Work to do = Return the listing below unchanged, minus its pictures.

*** Recorded information

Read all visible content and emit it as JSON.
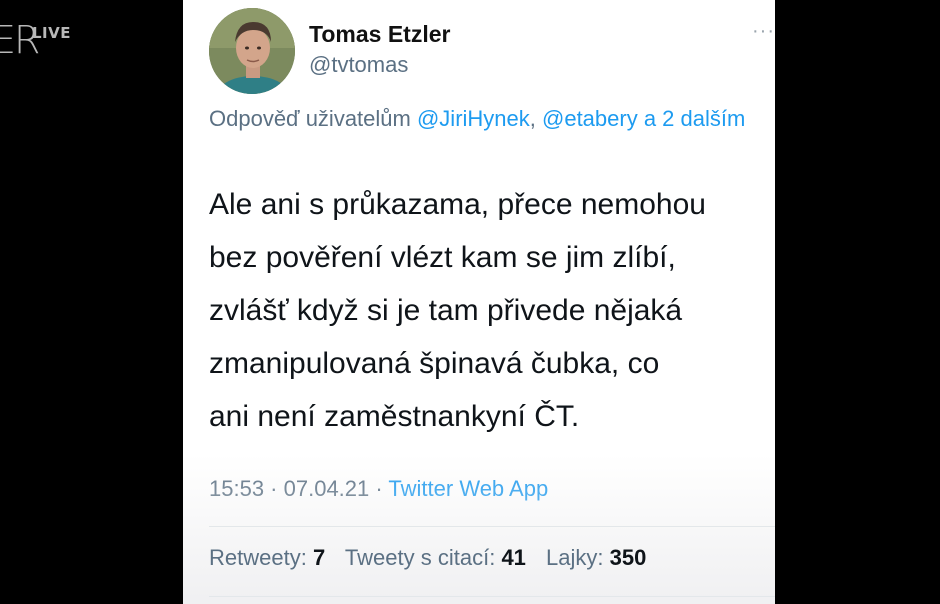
{
  "overlay": {
    "logo_text": "ER",
    "live_label": "LIVE"
  },
  "tweet": {
    "author_name": "Tomas Etzler",
    "author_handle": "@tvtomas",
    "more_icon": "ellipsis-icon",
    "reply_prefix": "Odpověď uživatelům ",
    "reply_mention_1": "@JiriHynek",
    "reply_sep": ", ",
    "reply_mention_2": "@etabery",
    "reply_suffix": " a 2 dalším",
    "text_lines": [
      "Ale ani s průkazama, přece nemohou",
      "bez pověření vlézt kam se jim zlíbí,",
      "zvlášť když si je tam přivede nějaká",
      "zmanipulovaná špinavá čubka, co",
      "ani není zaměstnankyní ČT."
    ],
    "time": "15:53",
    "date": "07.04.21",
    "meta_sep": " · ",
    "source": "Twitter Web App",
    "stats": {
      "retweets_label": "Retweety:",
      "retweets_value": "7",
      "quotes_label": "Tweety s citací:",
      "quotes_value": "41",
      "likes_label": "Lajky:",
      "likes_value": "350"
    }
  },
  "colors": {
    "link": "#1d9bf0",
    "secondary": "#5b7083",
    "text": "#0f1419"
  }
}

******

Written response =
Read all visible content and emit it as JSON.
{
  "overlay": {
    "logo_text": "ER",
    "live_label": "LIVE"
  },
  "tweet": {
    "author_name": "Tomas Etzler",
    "author_handle": "@tvtomas",
    "more_icon": "ellipsis-icon",
    "reply_prefix": "Odpověď uživatelům ",
    "reply_mention_1": "@JiriHynek",
    "reply_sep": ", ",
    "reply_mention_2": "@etabery",
    "reply_suffix": " a 2 dalším",
    "text_lines": [
      "Ale ani s průkazama, přece nemohou",
      "bez pověření vlézt kam se jim zlíbí,",
      "zvlášť když si je tam přivede nějaká",
      "zmanipulovaná špinavá čubka, co",
      "ani není zaměstnankyní ČT."
    ],
    "time": "15:53",
    "date": "07.04.21",
    "meta_sep": " · ",
    "source": "Twitter Web App",
    "stats": {
      "retweets_label": "Retweety:",
      "retweets_value": "7",
      "quotes_label": "Tweety s citací:",
      "quotes_value": "41",
      "likes_label": "Lajky:",
      "likes_value": "350"
    }
  },
  "colors": {
    "link": "#1d9bf0",
    "secondary": "#5b7083",
    "text": "#0f1419"
  }
}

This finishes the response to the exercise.